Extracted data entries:

:::::

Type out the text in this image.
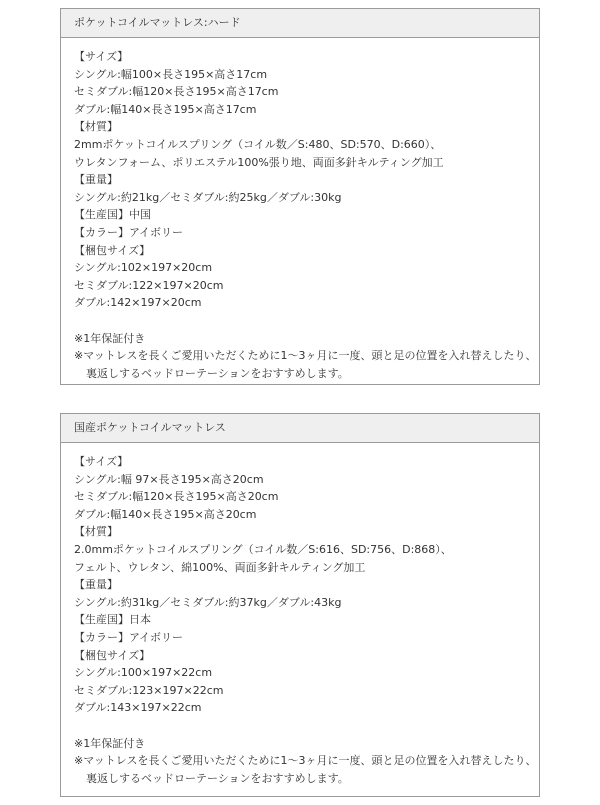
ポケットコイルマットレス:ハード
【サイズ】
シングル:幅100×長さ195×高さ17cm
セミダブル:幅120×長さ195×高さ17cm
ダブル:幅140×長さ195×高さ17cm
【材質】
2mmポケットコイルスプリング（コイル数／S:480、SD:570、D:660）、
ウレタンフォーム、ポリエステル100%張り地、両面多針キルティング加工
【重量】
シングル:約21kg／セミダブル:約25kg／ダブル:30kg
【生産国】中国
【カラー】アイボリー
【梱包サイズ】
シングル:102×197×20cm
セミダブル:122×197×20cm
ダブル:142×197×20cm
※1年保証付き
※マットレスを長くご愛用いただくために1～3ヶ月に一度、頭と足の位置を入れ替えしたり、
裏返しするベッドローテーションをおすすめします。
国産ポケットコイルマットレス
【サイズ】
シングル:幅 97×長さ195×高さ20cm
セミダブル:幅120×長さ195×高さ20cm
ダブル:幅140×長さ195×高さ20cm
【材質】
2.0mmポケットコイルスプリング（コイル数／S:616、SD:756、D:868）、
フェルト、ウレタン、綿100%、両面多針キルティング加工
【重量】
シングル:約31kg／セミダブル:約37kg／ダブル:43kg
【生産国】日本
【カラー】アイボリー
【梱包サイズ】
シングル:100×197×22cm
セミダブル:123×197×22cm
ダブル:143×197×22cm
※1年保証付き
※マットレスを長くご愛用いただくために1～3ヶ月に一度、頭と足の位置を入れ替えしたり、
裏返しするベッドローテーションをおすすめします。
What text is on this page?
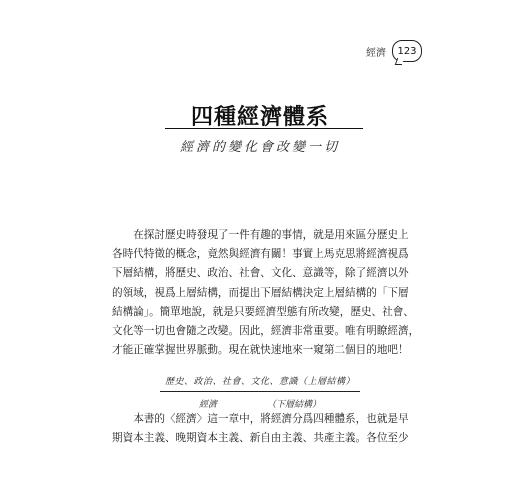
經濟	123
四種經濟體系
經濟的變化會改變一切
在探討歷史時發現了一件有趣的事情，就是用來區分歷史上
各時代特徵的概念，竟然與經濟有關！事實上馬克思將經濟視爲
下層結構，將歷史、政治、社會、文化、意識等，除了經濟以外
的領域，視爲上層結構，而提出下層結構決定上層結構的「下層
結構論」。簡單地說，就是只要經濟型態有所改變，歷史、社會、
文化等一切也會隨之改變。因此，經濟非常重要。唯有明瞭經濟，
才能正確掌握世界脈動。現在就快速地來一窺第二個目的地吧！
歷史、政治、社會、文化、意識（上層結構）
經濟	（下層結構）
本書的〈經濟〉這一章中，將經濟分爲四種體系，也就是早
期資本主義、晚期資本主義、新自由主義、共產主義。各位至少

:::::

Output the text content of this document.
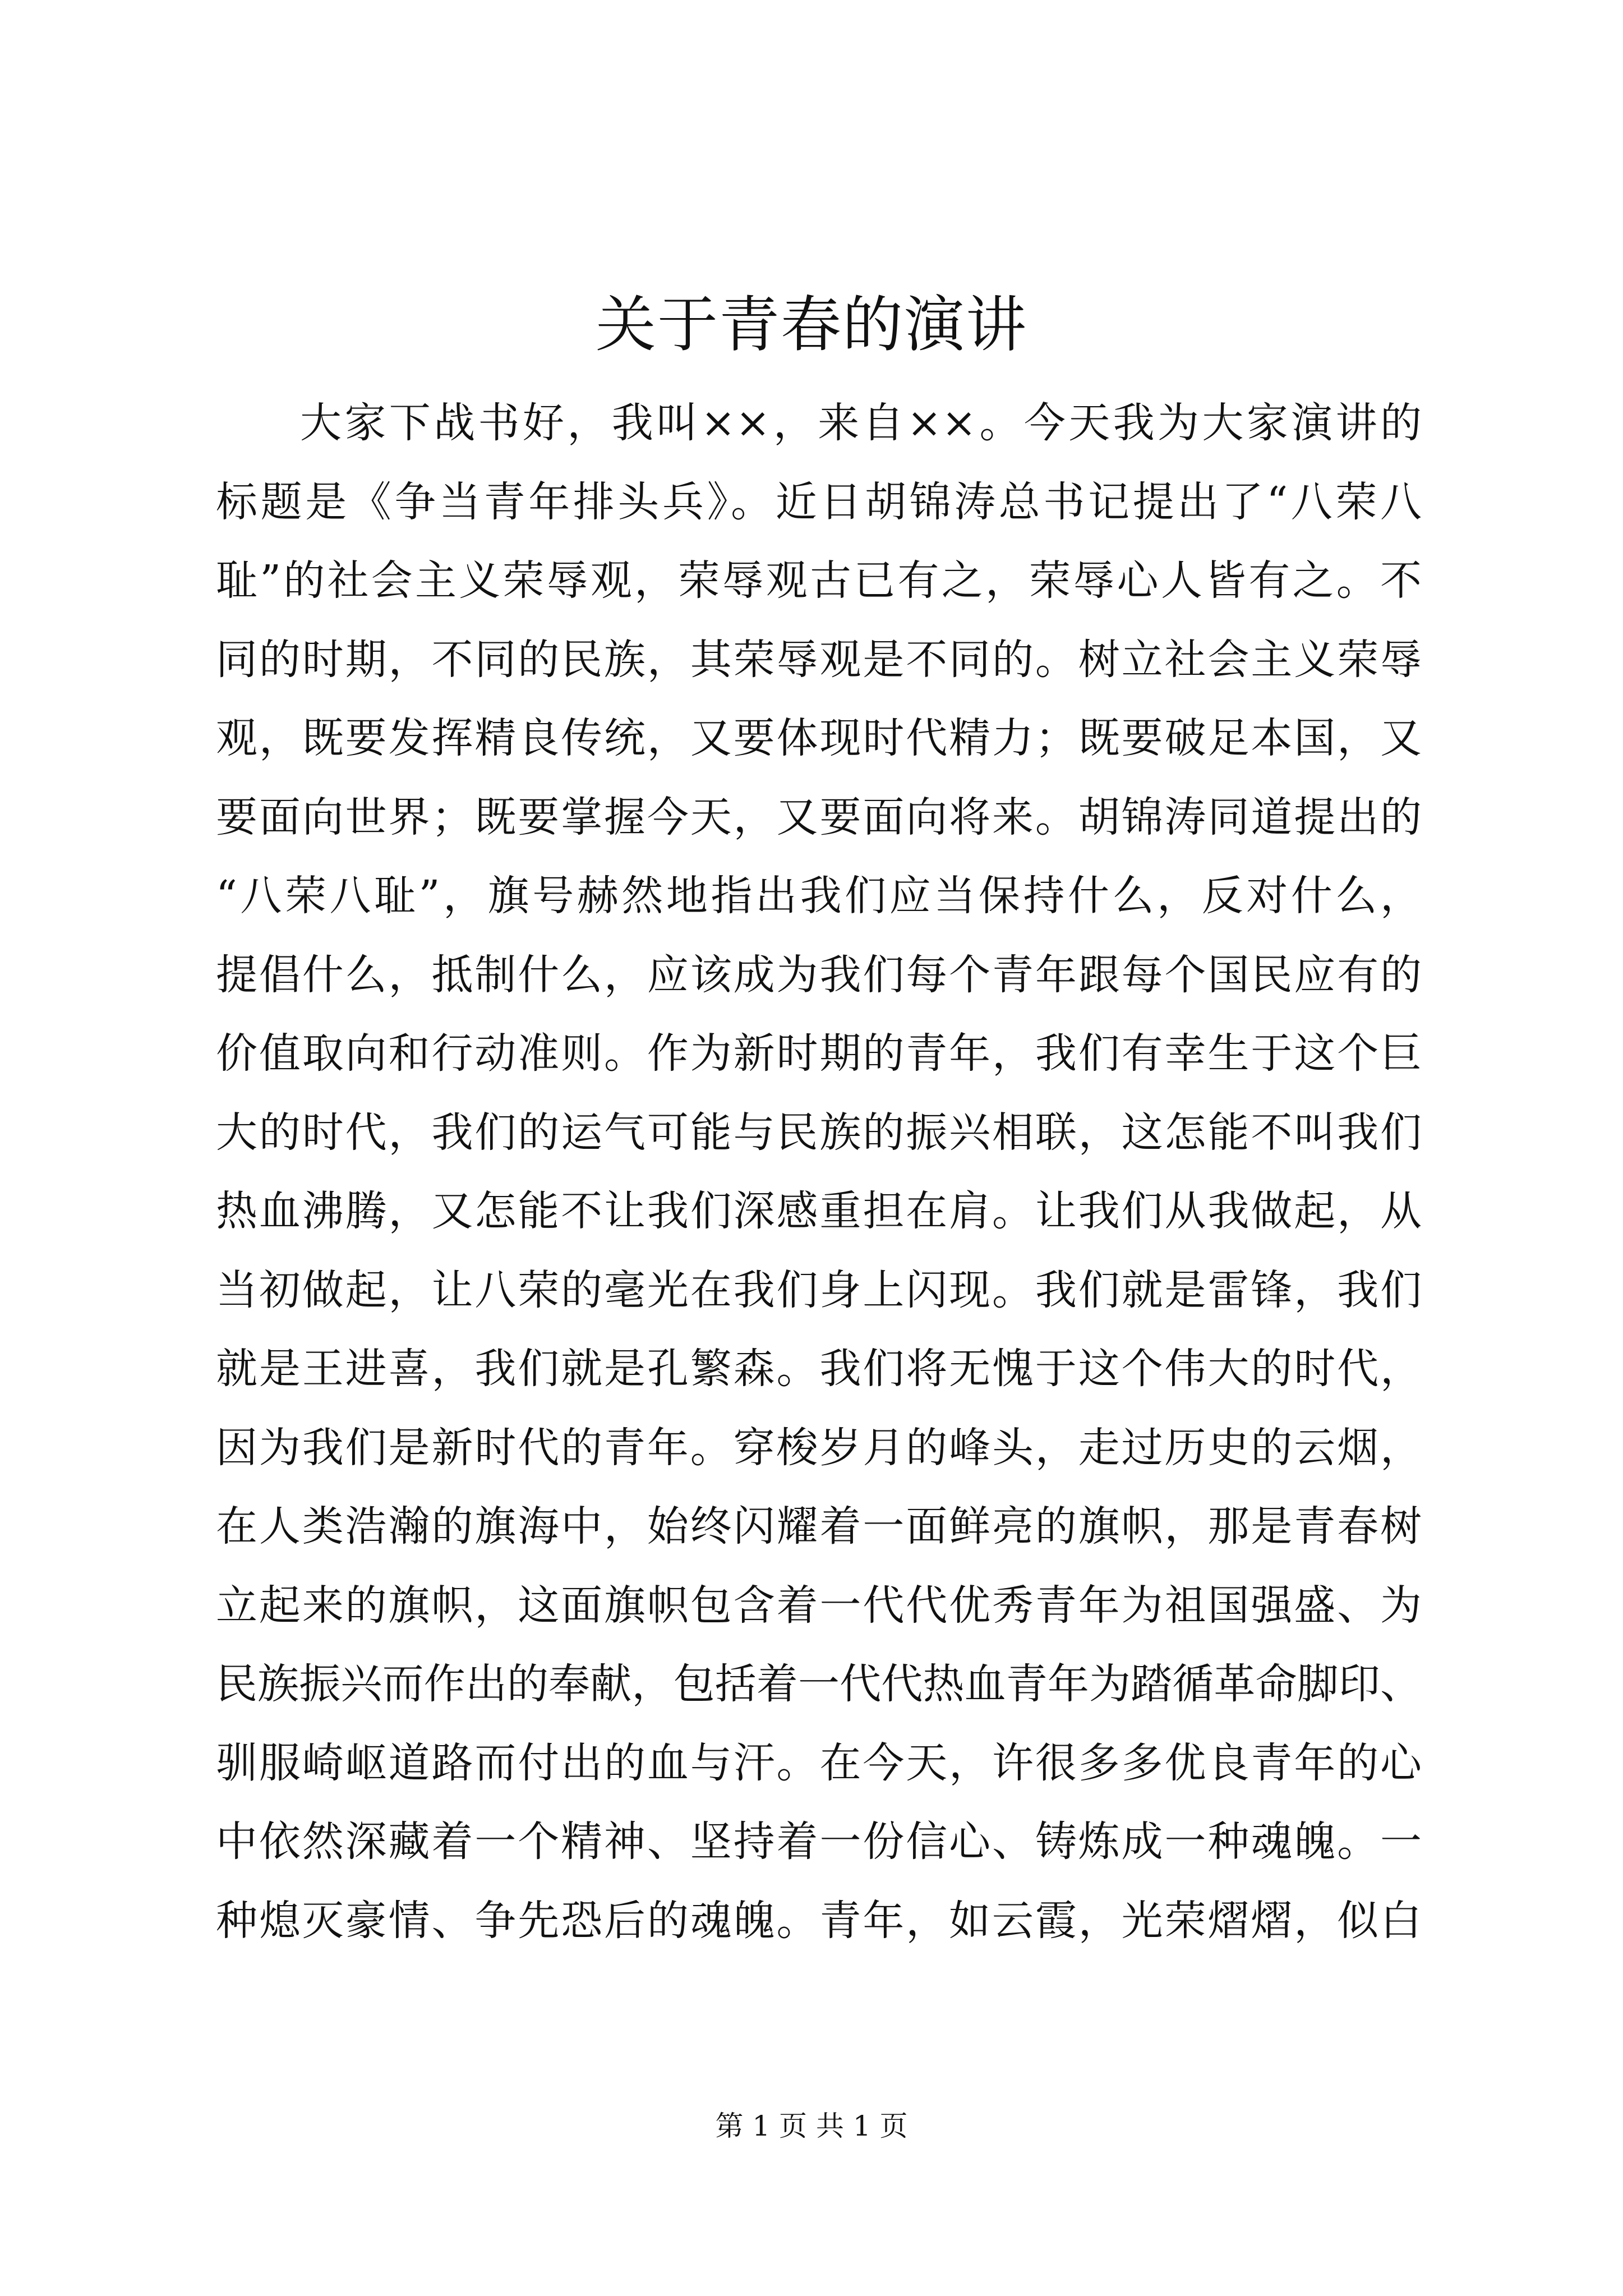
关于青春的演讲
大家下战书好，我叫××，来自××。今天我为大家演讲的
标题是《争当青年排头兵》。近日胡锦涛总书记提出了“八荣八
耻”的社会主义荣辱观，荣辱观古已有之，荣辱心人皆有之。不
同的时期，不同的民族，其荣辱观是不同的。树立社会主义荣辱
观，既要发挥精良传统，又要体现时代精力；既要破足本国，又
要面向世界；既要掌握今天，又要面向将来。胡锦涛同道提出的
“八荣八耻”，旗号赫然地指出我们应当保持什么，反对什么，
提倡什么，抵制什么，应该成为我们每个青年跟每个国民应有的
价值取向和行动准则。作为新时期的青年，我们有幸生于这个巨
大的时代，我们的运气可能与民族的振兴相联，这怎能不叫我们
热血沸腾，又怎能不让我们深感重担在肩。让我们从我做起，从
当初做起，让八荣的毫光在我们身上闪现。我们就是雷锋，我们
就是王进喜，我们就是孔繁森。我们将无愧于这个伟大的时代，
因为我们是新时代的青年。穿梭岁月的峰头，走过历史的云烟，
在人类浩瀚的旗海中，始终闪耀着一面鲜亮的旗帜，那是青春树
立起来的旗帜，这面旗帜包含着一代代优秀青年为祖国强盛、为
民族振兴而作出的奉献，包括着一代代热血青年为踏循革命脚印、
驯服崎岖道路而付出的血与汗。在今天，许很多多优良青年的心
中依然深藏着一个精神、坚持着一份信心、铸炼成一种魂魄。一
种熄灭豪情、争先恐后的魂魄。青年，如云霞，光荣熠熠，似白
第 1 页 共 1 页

:::::

| Exercise |
From the records above, pull out every line containing the word "両面多針キルティング加工".

| Complete output |
ウレタンフォーム、ポリエステル100%張り地、両面多針キルティング加工
フェルト、ウレタン、綿100%、両面多針キルティング加工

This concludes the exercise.